Exercise brief - Each line of the listing that contains the word "refresh" is to be copied.
====== Record excerpts
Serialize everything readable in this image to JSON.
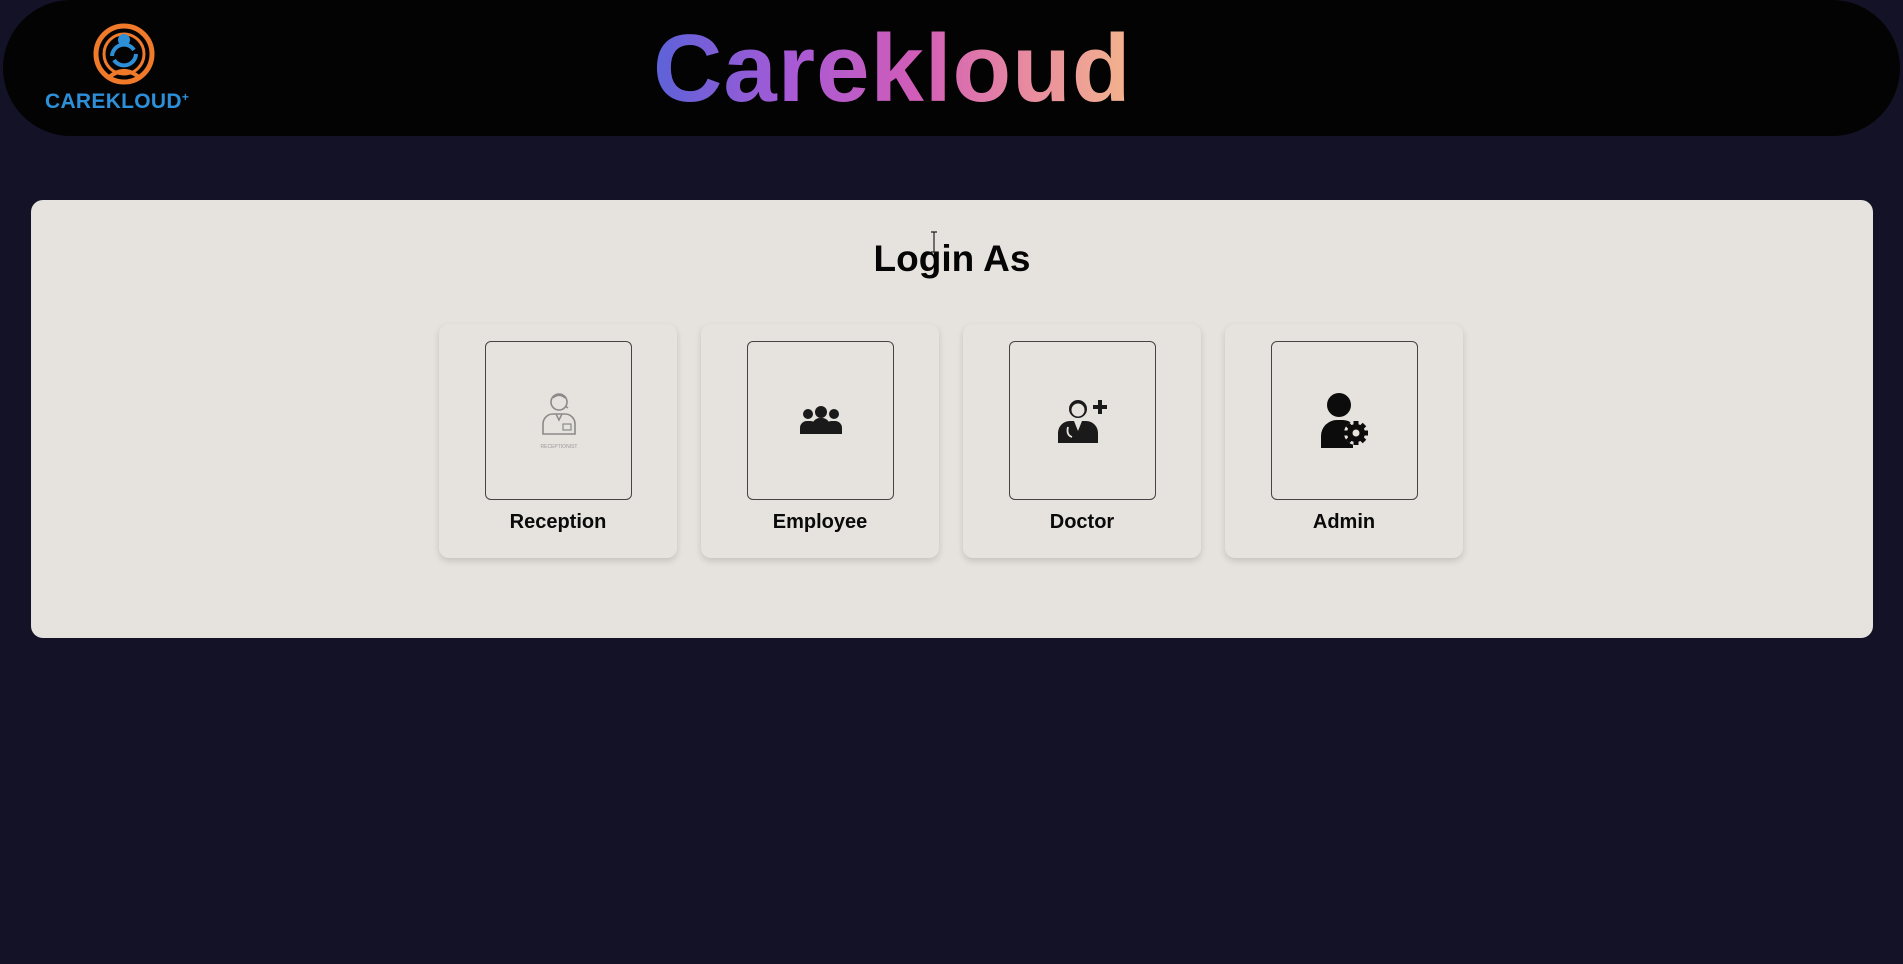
{
  "header": {
    "logo_text": "CAREKLOUD",
    "title": "Carekloud"
  },
  "login": {
    "heading": "Login As",
    "roles": [
      {
        "label": "Reception",
        "icon": "receptionist-icon",
        "icon_caption": "RECEPTIONIST"
      },
      {
        "label": "Employee",
        "icon": "employees-group-icon"
      },
      {
        "label": "Doctor",
        "icon": "doctor-plus-icon"
      },
      {
        "label": "Admin",
        "icon": "admin-gear-icon"
      }
    ]
  },
  "colors": {
    "page_bg": "#131226",
    "header_bg": "#030303",
    "panel_bg": "#e6e2de",
    "logo_orange": "#f07a2a",
    "logo_blue": "#2d8fd8",
    "title_gradient": [
      "#5b62d8",
      "#a65ad6",
      "#d15db8",
      "#e88aa0",
      "#f3b48c"
    ]
  }
}
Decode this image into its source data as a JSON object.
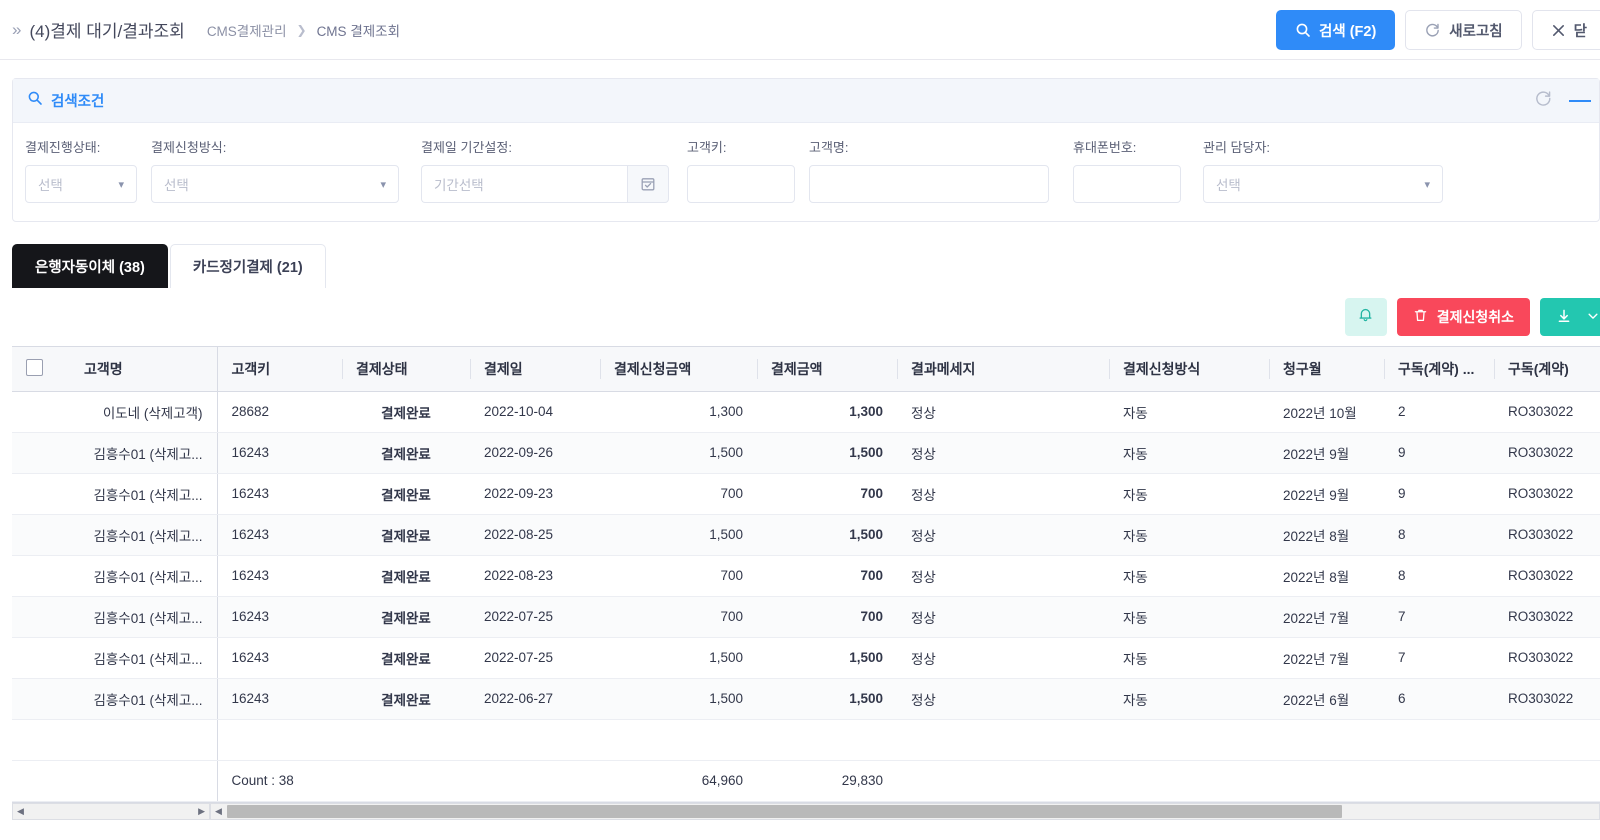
{
  "header": {
    "expand_icon": "double-chevron-right-icon",
    "title": "(4)결제 대기/결과조회",
    "breadcrumb": [
      "CMS결제관리",
      "CMS 결제조회"
    ],
    "buttons": {
      "search": "검색 (F2)",
      "refresh": "새로고침",
      "close": "닫"
    }
  },
  "search_panel": {
    "title": "검색조건",
    "reset_icon": "refresh-circle-icon",
    "collapse_icon": "minus-icon",
    "fields": [
      {
        "label": "결제진행상태:",
        "type": "select",
        "value": "선택",
        "placeholder": "선택"
      },
      {
        "label": "결제신청방식:",
        "type": "select",
        "value": "선택",
        "placeholder": "선택"
      },
      {
        "label": "결제일 기간설정:",
        "type": "daterange",
        "value": "",
        "placeholder": "기간선택",
        "icon": "calendar-icon"
      },
      {
        "label": "고객키:",
        "type": "text",
        "value": "",
        "placeholder": ""
      },
      {
        "label": "고객명:",
        "type": "text",
        "value": "",
        "placeholder": ""
      },
      {
        "label": "휴대폰번호:",
        "type": "text",
        "value": "",
        "placeholder": ""
      },
      {
        "label": "관리 담당자:",
        "type": "select",
        "value": "선택",
        "placeholder": "선택"
      }
    ]
  },
  "tabs": [
    {
      "label": "은행자동이체 (38)",
      "active": true
    },
    {
      "label": "카드정기결제 (21)",
      "active": false
    }
  ],
  "grid_toolbar": {
    "bell_icon": "bell-icon",
    "cancel_button": "결제신청취소",
    "cancel_icon": "trash-icon",
    "download_icon": "download-icon",
    "download_caret": "chevron-down-icon"
  },
  "grid": {
    "columns": [
      "고객명",
      "고객키",
      "결제상태",
      "결제일",
      "결제신청금액",
      "결제금액",
      "결과메세지",
      "결제신청방식",
      "청구월",
      "구독(계약) ...",
      "구독(계약)"
    ],
    "rows": [
      {
        "checked": false,
        "name": "이도네 (삭제고객)",
        "key": "28682",
        "status": "결제완료",
        "date": "2022-10-04",
        "req_amount": "1,300",
        "amount": "1,300",
        "message": "정상",
        "method": "자동",
        "billing_month": "2022년 10월",
        "sub_count": "2",
        "sub_code": "RO303022"
      },
      {
        "checked": false,
        "name": "김흥수01 (삭제고...",
        "key": "16243",
        "status": "결제완료",
        "date": "2022-09-26",
        "req_amount": "1,500",
        "amount": "1,500",
        "message": "정상",
        "method": "자동",
        "billing_month": "2022년 9월",
        "sub_count": "9",
        "sub_code": "RO303022"
      },
      {
        "checked": false,
        "name": "김흥수01 (삭제고...",
        "key": "16243",
        "status": "결제완료",
        "date": "2022-09-23",
        "req_amount": "700",
        "amount": "700",
        "message": "정상",
        "method": "자동",
        "billing_month": "2022년 9월",
        "sub_count": "9",
        "sub_code": "RO303022"
      },
      {
        "checked": false,
        "name": "김흥수01 (삭제고...",
        "key": "16243",
        "status": "결제완료",
        "date": "2022-08-25",
        "req_amount": "1,500",
        "amount": "1,500",
        "message": "정상",
        "method": "자동",
        "billing_month": "2022년 8월",
        "sub_count": "8",
        "sub_code": "RO303022"
      },
      {
        "checked": false,
        "name": "김흥수01 (삭제고...",
        "key": "16243",
        "status": "결제완료",
        "date": "2022-08-23",
        "req_amount": "700",
        "amount": "700",
        "message": "정상",
        "method": "자동",
        "billing_month": "2022년 8월",
        "sub_count": "8",
        "sub_code": "RO303022"
      },
      {
        "checked": false,
        "name": "김흥수01 (삭제고...",
        "key": "16243",
        "status": "결제완료",
        "date": "2022-07-25",
        "req_amount": "700",
        "amount": "700",
        "message": "정상",
        "method": "자동",
        "billing_month": "2022년 7월",
        "sub_count": "7",
        "sub_code": "RO303022"
      },
      {
        "checked": false,
        "name": "김흥수01 (삭제고...",
        "key": "16243",
        "status": "결제완료",
        "date": "2022-07-25",
        "req_amount": "1,500",
        "amount": "1,500",
        "message": "정상",
        "method": "자동",
        "billing_month": "2022년 7월",
        "sub_count": "7",
        "sub_code": "RO303022"
      },
      {
        "checked": false,
        "name": "김흥수01 (삭제고...",
        "key": "16243",
        "status": "결제완료",
        "date": "2022-06-27",
        "req_amount": "1,500",
        "amount": "1,500",
        "message": "정상",
        "method": "자동",
        "billing_month": "2022년 6월",
        "sub_count": "6",
        "sub_code": "RO303022"
      }
    ],
    "summary": {
      "count_label": "Count : 38",
      "req_amount_total": "64,960",
      "amount_total": "29,830"
    }
  },
  "colors": {
    "primary": "#2f8bf8",
    "danger": "#f9485b",
    "teal": "#23c7b0",
    "status_link": "#2f6fe0",
    "amount_blue": "#2a49d6",
    "amount_red": "#e8122b",
    "tab_active_bg": "#15161a"
  }
}
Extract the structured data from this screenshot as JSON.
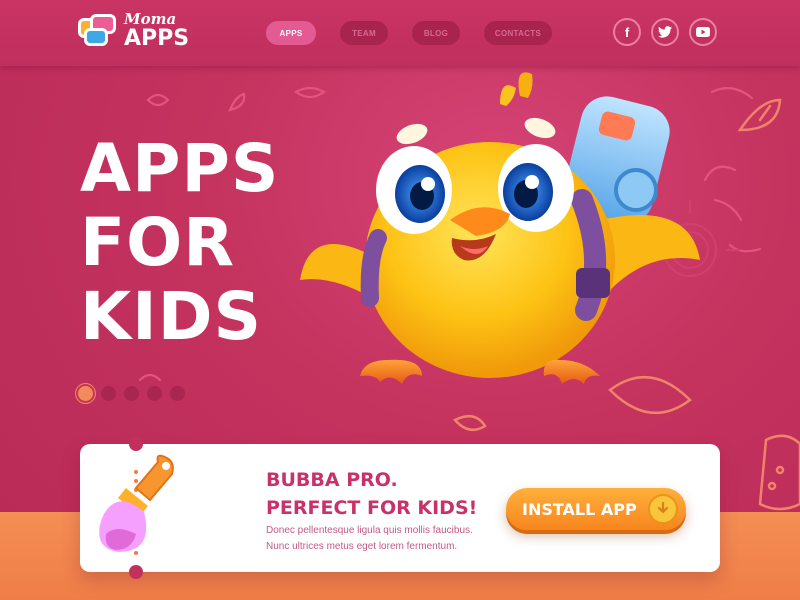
{
  "brand": {
    "line1": "Moma",
    "line2": "APPS"
  },
  "nav": [
    {
      "label": "APPS",
      "active": true
    },
    {
      "label": "TEAM",
      "active": false
    },
    {
      "label": "BLOG",
      "active": false
    },
    {
      "label": "CONTACTS",
      "active": false
    }
  ],
  "socials": [
    {
      "icon": "facebook-icon",
      "glyph": "f"
    },
    {
      "icon": "twitter-icon",
      "glyph": "🐦"
    },
    {
      "icon": "youtube-icon",
      "glyph": "▶"
    }
  ],
  "hero": {
    "line1": "APPS",
    "line2": "FOR",
    "line3": "KIDS"
  },
  "slider": {
    "count": 5,
    "active_index": 0
  },
  "promo": {
    "title_line1": "BUBBA PRO.",
    "title_line2": "PERFECT FOR KIDS!",
    "desc_line1": "Donec pellentesque ligula quis mollis faucibus.",
    "desc_line2": "Nunc ultrices metus eget lorem fermentum.",
    "button_label": "INSTALL APP"
  },
  "colors": {
    "background": "#c5335f",
    "accent_orange": "#f48e55",
    "nav_active": "#e45b93",
    "title_pink": "#c8316a"
  }
}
============
Result -
      "refresh": "새로고침",
    "reset_icon": "refresh-circle-icon",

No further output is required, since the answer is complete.